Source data
********
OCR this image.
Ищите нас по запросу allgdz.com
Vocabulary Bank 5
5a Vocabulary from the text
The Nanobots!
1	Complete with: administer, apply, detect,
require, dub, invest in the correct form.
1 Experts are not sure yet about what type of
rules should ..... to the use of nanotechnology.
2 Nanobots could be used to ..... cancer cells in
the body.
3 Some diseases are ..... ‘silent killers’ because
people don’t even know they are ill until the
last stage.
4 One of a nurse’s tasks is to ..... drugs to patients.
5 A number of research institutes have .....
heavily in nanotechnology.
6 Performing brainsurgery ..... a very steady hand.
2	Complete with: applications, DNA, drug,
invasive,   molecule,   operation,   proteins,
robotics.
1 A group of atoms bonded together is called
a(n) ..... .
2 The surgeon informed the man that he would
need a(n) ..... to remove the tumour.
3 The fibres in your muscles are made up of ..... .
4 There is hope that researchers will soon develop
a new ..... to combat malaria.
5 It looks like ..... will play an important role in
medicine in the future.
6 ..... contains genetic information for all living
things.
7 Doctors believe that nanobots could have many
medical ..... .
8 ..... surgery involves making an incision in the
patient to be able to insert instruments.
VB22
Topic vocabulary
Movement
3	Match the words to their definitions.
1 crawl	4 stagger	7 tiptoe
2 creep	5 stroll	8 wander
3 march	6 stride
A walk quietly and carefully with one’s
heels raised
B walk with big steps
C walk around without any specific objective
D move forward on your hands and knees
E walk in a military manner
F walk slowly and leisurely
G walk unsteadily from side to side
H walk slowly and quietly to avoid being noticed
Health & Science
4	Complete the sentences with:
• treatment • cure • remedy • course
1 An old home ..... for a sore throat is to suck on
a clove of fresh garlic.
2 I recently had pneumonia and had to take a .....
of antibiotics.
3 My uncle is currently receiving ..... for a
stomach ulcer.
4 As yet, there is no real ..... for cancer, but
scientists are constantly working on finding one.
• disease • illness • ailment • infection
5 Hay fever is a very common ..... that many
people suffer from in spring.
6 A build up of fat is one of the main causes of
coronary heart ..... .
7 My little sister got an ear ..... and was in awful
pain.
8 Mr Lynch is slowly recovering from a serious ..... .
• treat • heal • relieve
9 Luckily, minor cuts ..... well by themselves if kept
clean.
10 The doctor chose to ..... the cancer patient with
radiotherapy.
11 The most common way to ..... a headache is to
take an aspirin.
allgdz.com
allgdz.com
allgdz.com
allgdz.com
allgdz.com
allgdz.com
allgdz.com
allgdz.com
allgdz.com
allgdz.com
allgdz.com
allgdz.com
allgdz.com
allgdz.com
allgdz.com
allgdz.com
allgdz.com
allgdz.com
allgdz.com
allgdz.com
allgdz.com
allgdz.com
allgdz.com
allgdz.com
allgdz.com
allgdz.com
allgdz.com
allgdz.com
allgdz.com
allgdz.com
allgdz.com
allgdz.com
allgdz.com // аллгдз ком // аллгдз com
********
▶ **Aim of the task**:
Could you find every line in the records above that has the string "from" and copy it?

▶ **Solution for this problem**:
5a Vocabulary from the text
G walk unsteadily from side to side
people suffer from in spring.
8 Mr Lynch is slowly recovering from a serious ..... .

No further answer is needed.